Please set down all the lines beneath this one exactly, without the pictures.

--- start ---

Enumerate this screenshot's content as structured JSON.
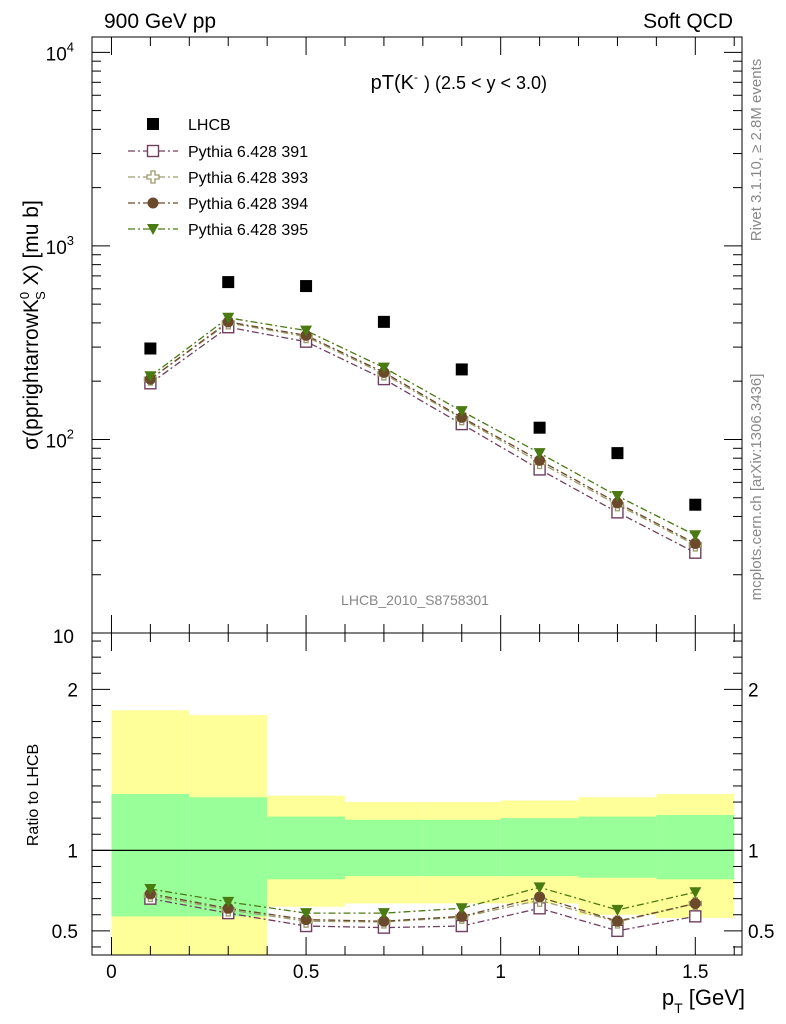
{
  "header": {
    "left": "900 GeV pp",
    "right": "Soft QCD"
  },
  "side_labels": {
    "rivet": "Rivet 3.1.10, ≥ 2.8M events",
    "mcplots": "mcplots.cern.ch [arXiv:1306.3436]"
  },
  "watermark": "LHCB_2010_S8758301",
  "colors": {
    "data": "#000000",
    "s391": "#6f3f5f",
    "s393": "#9c9c6c",
    "s394": "#6b4a2b",
    "s395": "#4a7a12",
    "band_inner": "#99ff99",
    "band_outer": "#ffff99"
  },
  "chart_data": [
    {
      "type": "scatter",
      "title_main": "pT(K",
      "title_sup": "-",
      "title_rest": ") (2.5 < y < 3.0)",
      "ylabel": "σ(pprightarrowK",
      "ylabel_sup": "0",
      "ylabel_sub": "S",
      "ylabel_rest": " X) [mu b]",
      "y_log": true,
      "ylim": [
        10,
        12000
      ],
      "xlim": [
        -0.05,
        1.62
      ],
      "y_ticks": [
        {
          "value": 10,
          "label": "10"
        },
        {
          "value": 100,
          "label": "10",
          "exp": "2"
        },
        {
          "value": 1000,
          "label": "10",
          "exp": "3"
        },
        {
          "value": 10000,
          "label": "10",
          "exp": "4"
        }
      ],
      "x": [
        0.1,
        0.3,
        0.5,
        0.7,
        0.9,
        1.1,
        1.3,
        1.5
      ],
      "series": [
        {
          "name": "LHCB",
          "values": [
            295,
            650,
            620,
            405,
            230,
            115,
            85,
            46
          ]
        },
        {
          "name": "Pythia 6.428 391",
          "values": [
            195,
            380,
            320,
            205,
            120,
            70,
            42,
            26
          ]
        },
        {
          "name": "Pythia 6.428 393",
          "values": [
            205,
            400,
            340,
            218,
            128,
            76,
            46,
            28.5
          ]
        },
        {
          "name": "Pythia 6.428 394",
          "values": [
            205,
            405,
            345,
            222,
            130,
            78,
            47,
            29
          ]
        },
        {
          "name": "Pythia 6.428 395",
          "values": [
            212,
            425,
            365,
            235,
            140,
            85,
            51,
            32
          ]
        }
      ]
    },
    {
      "type": "scatter",
      "ylabel": "Ratio to LHCB",
      "xlabel": "p",
      "xlabel_sub": "T",
      "xlabel_rest": " [GeV]",
      "ylim": [
        0.35,
        2.35
      ],
      "y_ticks": [
        {
          "value": 0.5,
          "label": "0.5"
        },
        {
          "value": 1,
          "label": "1"
        },
        {
          "value": 2,
          "label": "2"
        }
      ],
      "x_ticks": [
        {
          "value": 0,
          "label": "0"
        },
        {
          "value": 0.5,
          "label": "0.5"
        },
        {
          "value": 1,
          "label": "1"
        },
        {
          "value": 1.5,
          "label": "1.5"
        }
      ],
      "bins": [
        0,
        0.2,
        0.4,
        0.6,
        0.8,
        1.0,
        1.2,
        1.4,
        1.6
      ],
      "band_inner": [
        [
          0.59,
          1.35
        ],
        [
          0.59,
          1.33
        ],
        [
          0.82,
          1.21
        ],
        [
          0.84,
          1.19
        ],
        [
          0.84,
          1.19
        ],
        [
          0.84,
          1.2
        ],
        [
          0.83,
          1.21
        ],
        [
          0.82,
          1.22
        ]
      ],
      "band_outer": [
        [
          0.3,
          1.87
        ],
        [
          0.3,
          1.84
        ],
        [
          0.65,
          1.34
        ],
        [
          0.67,
          1.3
        ],
        [
          0.67,
          1.3
        ],
        [
          0.67,
          1.31
        ],
        [
          0.6,
          1.33
        ],
        [
          0.58,
          1.35
        ]
      ],
      "x": [
        0.1,
        0.3,
        0.5,
        0.7,
        0.9,
        1.1,
        1.3,
        1.5
      ],
      "series": [
        {
          "name": "Pythia 6.428 391",
          "values": [
            0.7,
            0.61,
            0.53,
            0.52,
            0.53,
            0.64,
            0.5,
            0.59
          ]
        },
        {
          "name": "Pythia 6.428 393",
          "values": [
            0.72,
            0.63,
            0.56,
            0.555,
            0.585,
            0.69,
            0.555,
            0.67
          ]
        },
        {
          "name": "Pythia 6.428 394",
          "values": [
            0.73,
            0.64,
            0.57,
            0.56,
            0.59,
            0.71,
            0.56,
            0.67
          ]
        },
        {
          "name": "Pythia 6.428 395",
          "values": [
            0.76,
            0.68,
            0.61,
            0.61,
            0.64,
            0.77,
            0.63,
            0.74
          ]
        }
      ]
    }
  ]
}
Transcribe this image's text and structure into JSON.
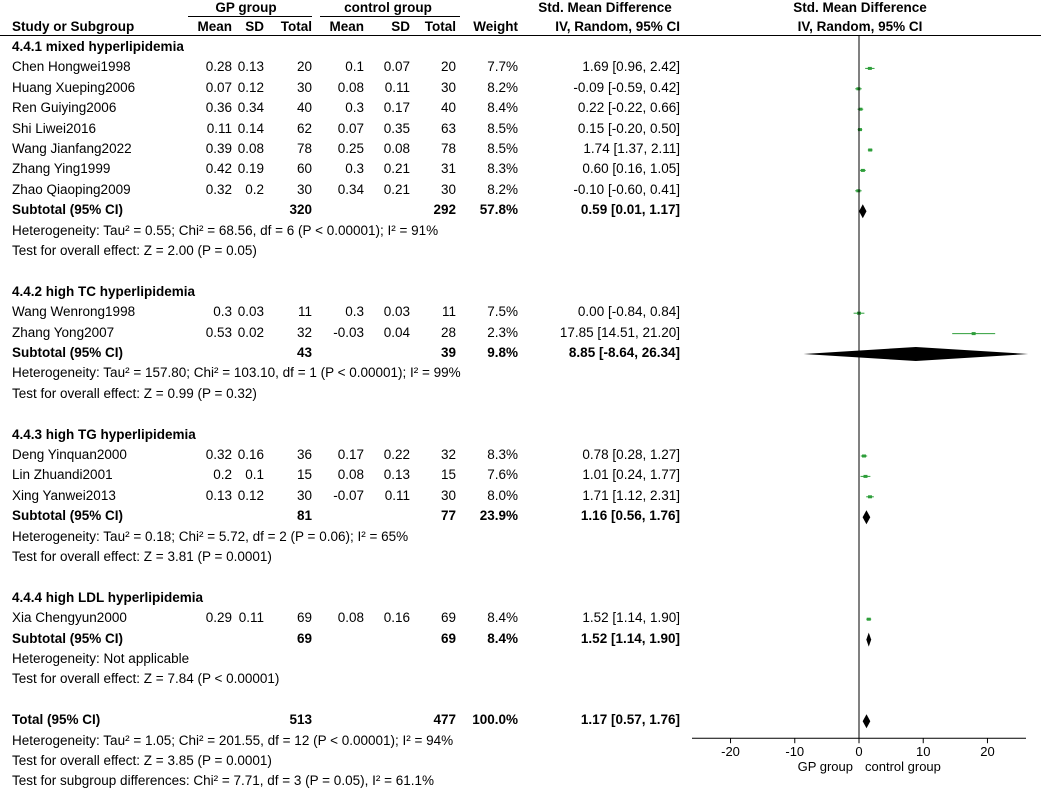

--- end ---

**Solution to this task**:
Enumerate this screenshot's content as structured JSON.
{
  "header": {
    "left": "900 GeV pp",
    "right": "Soft QCD"
  },
  "side_labels": {
    "rivet": "Rivet 3.1.10, ≥ 2.8M events",
    "mcplots": "mcplots.cern.ch [arXiv:1306.3436]"
  },
  "watermark": "LHCB_2010_S8758301",
  "colors": {
    "data": "#000000",
    "s391": "#6f3f5f",
    "s393": "#9c9c6c",
    "s394": "#6b4a2b",
    "s395": "#4a7a12",
    "band_inner": "#99ff99",
    "band_outer": "#ffff99"
  },
  "chart_data": [
    {
      "type": "scatter",
      "title_main": "pT(K",
      "title_sup": "-",
      "title_rest": ") (2.5 < y < 3.0)",
      "ylabel": "σ(pprightarrowK",
      "ylabel_sup": "0",
      "ylabel_sub": "S",
      "ylabel_rest": " X) [mu b]",
      "y_log": true,
      "ylim": [
        10,
        12000
      ],
      "xlim": [
        -0.05,
        1.62
      ],
      "y_ticks": [
        {
          "value": 10,
          "label": "10"
        },
        {
          "value": 100,
          "label": "10",
          "exp": "2"
        },
        {
          "value": 1000,
          "label": "10",
          "exp": "3"
        },
        {
          "value": 10000,
          "label": "10",
          "exp": "4"
        }
      ],
      "x": [
        0.1,
        0.3,
        0.5,
        0.7,
        0.9,
        1.1,
        1.3,
        1.5
      ],
      "series": [
        {
          "name": "LHCB",
          "values": [
            295,
            650,
            620,
            405,
            230,
            115,
            85,
            46
          ]
        },
        {
          "name": "Pythia 6.428 391",
          "values": [
            195,
            380,
            320,
            205,
            120,
            70,
            42,
            26
          ]
        },
        {
          "name": "Pythia 6.428 393",
          "values": [
            205,
            400,
            340,
            218,
            128,
            76,
            46,
            28.5
          ]
        },
        {
          "name": "Pythia 6.428 394",
          "values": [
            205,
            405,
            345,
            222,
            130,
            78,
            47,
            29
          ]
        },
        {
          "name": "Pythia 6.428 395",
          "values": [
            212,
            425,
            365,
            235,
            140,
            85,
            51,
            32
          ]
        }
      ]
    },
    {
      "type": "scatter",
      "ylabel": "Ratio to LHCB",
      "xlabel": "p",
      "xlabel_sub": "T",
      "xlabel_rest": " [GeV]",
      "ylim": [
        0.35,
        2.35
      ],
      "y_ticks": [
        {
          "value": 0.5,
          "label": "0.5"
        },
        {
          "value": 1,
          "label": "1"
        },
        {
          "value": 2,
          "label": "2"
        }
      ],
      "x_ticks": [
        {
          "value": 0,
          "label": "0"
        },
        {
          "value": 0.5,
          "label": "0.5"
        },
        {
          "value": 1,
          "label": "1"
        },
        {
          "value": 1.5,
          "label": "1.5"
        }
      ],
      "bins": [
        0,
        0.2,
        0.4,
        0.6,
        0.8,
        1.0,
        1.2,
        1.4,
        1.6
      ],
      "band_inner": [
        [
          0.59,
          1.35
        ],
        [
          0.59,
          1.33
        ],
        [
          0.82,
          1.21
        ],
        [
          0.84,
          1.19
        ],
        [
          0.84,
          1.19
        ],
        [
          0.84,
          1.2
        ],
        [
          0.83,
          1.21
        ],
        [
          0.82,
          1.22
        ]
      ],
      "band_outer": [
        [
          0.3,
          1.87
        ],
        [
          0.3,
          1.84
        ],
        [
          0.65,
          1.34
        ],
        [
          0.67,
          1.3
        ],
        [
          0.67,
          1.3
        ],
        [
          0.67,
          1.31
        ],
        [
          0.6,
          1.33
        ],
        [
          0.58,
          1.35
        ]
      ],
      "x": [
        0.1,
        0.3,
        0.5,
        0.7,
        0.9,
        1.1,
        1.3,
        1.5
      ],
      "series": [
        {
          "name": "Pythia 6.428 391",
          "values": [
            0.7,
            0.61,
            0.53,
            0.52,
            0.53,
            0.64,
            0.5,
            0.59
          ]
        },
        {
          "name": "Pythia 6.428 393",
          "values": [
            0.72,
            0.63,
            0.56,
            0.555,
            0.585,
            0.69,
            0.555,
            0.67
          ]
        },
        {
          "name": "Pythia 6.428 394",
          "values": [
            0.73,
            0.64,
            0.57,
            0.56,
            0.59,
            0.71,
            0.56,
            0.67
          ]
        },
        {
          "name": "Pythia 6.428 395",
          "values": [
            0.76,
            0.68,
            0.61,
            0.61,
            0.64,
            0.77,
            0.63,
            0.74
          ]
        }
      ]
    }
  ]
}
Transcribe this image's text and structure into JSON.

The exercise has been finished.